ABOUT THIS EXERCISE ▸ Could you output only the lines from the one containing "Reverse-engineer this chart into JSON." through the last line of the data, both included?

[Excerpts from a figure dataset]
---+---
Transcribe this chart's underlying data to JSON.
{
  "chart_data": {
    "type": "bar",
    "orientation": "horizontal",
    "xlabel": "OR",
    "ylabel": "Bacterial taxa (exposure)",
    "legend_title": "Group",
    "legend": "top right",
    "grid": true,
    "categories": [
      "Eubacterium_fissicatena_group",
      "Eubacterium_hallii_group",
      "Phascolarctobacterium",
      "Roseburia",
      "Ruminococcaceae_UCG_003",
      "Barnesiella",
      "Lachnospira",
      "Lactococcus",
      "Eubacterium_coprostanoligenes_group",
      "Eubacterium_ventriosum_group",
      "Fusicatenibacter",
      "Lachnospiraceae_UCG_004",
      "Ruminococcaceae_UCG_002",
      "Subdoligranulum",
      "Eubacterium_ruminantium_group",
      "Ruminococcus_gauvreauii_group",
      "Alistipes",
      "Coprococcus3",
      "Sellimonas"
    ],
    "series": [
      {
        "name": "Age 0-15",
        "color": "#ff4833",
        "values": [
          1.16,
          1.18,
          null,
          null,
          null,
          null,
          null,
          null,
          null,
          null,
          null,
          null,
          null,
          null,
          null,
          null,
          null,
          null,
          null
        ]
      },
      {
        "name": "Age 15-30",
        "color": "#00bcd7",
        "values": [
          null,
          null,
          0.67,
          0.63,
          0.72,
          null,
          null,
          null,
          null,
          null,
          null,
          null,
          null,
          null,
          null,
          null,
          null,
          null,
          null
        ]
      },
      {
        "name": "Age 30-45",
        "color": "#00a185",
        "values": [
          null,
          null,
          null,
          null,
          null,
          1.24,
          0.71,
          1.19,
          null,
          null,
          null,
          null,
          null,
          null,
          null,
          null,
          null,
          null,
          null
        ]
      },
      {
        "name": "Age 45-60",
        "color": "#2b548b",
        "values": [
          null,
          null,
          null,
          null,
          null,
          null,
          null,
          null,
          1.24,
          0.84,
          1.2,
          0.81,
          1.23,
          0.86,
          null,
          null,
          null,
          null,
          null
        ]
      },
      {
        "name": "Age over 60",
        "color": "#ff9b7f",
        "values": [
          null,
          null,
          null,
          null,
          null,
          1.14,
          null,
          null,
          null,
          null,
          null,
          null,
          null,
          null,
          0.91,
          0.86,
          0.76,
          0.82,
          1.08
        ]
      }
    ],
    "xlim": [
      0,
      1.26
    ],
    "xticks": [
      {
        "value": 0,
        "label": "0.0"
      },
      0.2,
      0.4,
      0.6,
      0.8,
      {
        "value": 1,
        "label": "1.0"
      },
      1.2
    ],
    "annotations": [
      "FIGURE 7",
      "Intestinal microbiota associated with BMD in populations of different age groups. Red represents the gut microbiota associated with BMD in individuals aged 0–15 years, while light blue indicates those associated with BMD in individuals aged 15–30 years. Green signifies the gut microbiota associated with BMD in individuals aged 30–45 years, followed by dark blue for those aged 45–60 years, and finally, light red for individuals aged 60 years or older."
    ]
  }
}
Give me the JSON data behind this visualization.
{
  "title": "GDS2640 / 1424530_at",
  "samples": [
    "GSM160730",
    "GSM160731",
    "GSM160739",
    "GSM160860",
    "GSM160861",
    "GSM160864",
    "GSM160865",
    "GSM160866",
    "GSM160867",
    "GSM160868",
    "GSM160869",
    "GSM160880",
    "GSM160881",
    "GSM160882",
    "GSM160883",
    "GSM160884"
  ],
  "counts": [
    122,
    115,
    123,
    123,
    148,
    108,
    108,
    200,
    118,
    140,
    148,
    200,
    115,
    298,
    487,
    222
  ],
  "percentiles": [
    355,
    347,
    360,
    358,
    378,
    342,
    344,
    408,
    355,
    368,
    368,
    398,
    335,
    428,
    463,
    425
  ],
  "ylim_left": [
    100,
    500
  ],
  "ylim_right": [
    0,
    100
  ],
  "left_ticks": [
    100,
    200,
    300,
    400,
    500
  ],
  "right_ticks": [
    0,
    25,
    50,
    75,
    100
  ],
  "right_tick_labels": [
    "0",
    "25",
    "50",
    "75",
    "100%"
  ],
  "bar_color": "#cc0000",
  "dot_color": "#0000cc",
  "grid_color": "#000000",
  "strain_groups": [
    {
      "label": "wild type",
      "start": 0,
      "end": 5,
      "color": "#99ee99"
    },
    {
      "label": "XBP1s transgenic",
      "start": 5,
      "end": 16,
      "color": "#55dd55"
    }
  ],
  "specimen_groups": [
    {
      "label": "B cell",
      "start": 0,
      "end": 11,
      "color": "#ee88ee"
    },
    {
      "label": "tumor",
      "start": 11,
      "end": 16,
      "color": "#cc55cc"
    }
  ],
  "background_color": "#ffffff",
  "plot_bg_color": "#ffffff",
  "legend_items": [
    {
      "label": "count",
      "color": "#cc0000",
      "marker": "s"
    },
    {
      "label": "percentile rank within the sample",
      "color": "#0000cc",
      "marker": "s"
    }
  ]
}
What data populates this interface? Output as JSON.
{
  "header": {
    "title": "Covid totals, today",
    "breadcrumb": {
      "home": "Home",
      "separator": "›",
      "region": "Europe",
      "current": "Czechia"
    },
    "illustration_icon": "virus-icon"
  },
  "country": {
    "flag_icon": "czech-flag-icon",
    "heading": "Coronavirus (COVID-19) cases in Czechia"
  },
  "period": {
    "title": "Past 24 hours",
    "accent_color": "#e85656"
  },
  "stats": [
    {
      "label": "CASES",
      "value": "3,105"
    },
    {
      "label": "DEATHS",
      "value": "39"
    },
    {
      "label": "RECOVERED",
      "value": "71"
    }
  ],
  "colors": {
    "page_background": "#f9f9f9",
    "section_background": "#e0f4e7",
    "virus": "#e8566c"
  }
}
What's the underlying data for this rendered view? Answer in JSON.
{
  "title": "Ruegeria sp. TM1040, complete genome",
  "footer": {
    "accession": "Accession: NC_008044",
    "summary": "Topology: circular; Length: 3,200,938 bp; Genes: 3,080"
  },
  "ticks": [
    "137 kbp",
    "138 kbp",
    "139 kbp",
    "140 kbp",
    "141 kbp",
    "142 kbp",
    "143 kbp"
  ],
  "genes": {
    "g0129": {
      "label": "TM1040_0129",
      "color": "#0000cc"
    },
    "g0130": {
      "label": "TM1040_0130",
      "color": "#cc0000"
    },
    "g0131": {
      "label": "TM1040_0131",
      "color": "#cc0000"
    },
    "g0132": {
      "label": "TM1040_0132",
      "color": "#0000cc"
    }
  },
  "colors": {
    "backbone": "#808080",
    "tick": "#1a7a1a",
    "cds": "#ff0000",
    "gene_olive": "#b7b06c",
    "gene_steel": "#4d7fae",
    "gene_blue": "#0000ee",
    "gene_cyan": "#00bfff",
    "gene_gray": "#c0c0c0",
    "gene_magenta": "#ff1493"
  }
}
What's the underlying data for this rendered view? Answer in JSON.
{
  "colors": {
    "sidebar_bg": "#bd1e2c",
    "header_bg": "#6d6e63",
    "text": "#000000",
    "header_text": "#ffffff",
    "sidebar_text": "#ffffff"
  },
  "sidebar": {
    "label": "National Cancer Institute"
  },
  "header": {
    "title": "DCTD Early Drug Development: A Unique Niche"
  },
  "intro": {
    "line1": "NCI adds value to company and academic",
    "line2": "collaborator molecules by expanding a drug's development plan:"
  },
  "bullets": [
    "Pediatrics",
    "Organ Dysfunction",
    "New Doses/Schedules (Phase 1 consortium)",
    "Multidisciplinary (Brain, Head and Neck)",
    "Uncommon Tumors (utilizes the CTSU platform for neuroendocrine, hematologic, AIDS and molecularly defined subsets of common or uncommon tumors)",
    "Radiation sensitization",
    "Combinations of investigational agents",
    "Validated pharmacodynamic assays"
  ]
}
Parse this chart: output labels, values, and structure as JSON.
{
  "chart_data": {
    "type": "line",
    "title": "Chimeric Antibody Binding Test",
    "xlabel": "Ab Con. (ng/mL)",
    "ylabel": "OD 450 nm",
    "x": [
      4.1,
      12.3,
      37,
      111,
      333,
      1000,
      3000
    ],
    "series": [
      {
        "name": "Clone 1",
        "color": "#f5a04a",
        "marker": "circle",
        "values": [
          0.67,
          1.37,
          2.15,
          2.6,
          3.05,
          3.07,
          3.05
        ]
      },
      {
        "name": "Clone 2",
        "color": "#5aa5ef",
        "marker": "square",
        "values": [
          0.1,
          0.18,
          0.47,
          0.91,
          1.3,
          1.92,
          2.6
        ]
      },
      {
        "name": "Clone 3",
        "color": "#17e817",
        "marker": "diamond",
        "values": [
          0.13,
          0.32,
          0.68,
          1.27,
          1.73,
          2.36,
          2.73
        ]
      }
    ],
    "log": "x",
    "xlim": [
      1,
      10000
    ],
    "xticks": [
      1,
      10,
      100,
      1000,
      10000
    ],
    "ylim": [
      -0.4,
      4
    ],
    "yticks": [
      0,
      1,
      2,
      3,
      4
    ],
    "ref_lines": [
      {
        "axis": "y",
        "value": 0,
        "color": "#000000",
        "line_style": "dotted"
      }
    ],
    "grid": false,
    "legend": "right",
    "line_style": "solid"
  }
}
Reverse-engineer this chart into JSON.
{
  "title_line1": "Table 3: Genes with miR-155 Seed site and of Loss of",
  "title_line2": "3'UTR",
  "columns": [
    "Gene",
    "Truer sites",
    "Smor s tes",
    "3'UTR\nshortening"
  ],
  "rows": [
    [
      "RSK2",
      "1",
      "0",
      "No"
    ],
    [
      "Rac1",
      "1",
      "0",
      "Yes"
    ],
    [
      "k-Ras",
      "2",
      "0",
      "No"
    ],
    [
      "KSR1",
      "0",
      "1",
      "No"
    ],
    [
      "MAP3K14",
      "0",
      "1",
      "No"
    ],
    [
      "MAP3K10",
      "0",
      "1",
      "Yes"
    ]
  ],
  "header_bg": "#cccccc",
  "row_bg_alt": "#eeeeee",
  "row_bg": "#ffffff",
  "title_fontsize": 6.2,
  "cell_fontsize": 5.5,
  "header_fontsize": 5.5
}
---+---
WRITTEN RESPONSE ▸
Reverse-engineer this chart into JSON.
{
  "title_line1": "Table 3: Genes with miR-155 Seed site and of Loss of",
  "title_line2": "3'UTR",
  "columns": [
    "Gene",
    "Truer sites",
    "Smor s tes",
    "3'UTR\nshortening"
  ],
  "rows": [
    [
      "RSK2",
      "1",
      "0",
      "No"
    ],
    [
      "Rac1",
      "1",
      "0",
      "Yes"
    ],
    [
      "k-Ras",
      "2",
      "0",
      "No"
    ],
    [
      "KSR1",
      "0",
      "1",
      "No"
    ],
    [
      "MAP3K14",
      "0",
      "1",
      "No"
    ],
    [
      "MAP3K10",
      "0",
      "1",
      "Yes"
    ]
  ],
  "header_bg": "#cccccc",
  "row_bg_alt": "#eeeeee",
  "row_bg": "#ffffff",
  "title_fontsize": 6.2,
  "cell_fontsize": 5.5,
  "header_fontsize": 5.5
}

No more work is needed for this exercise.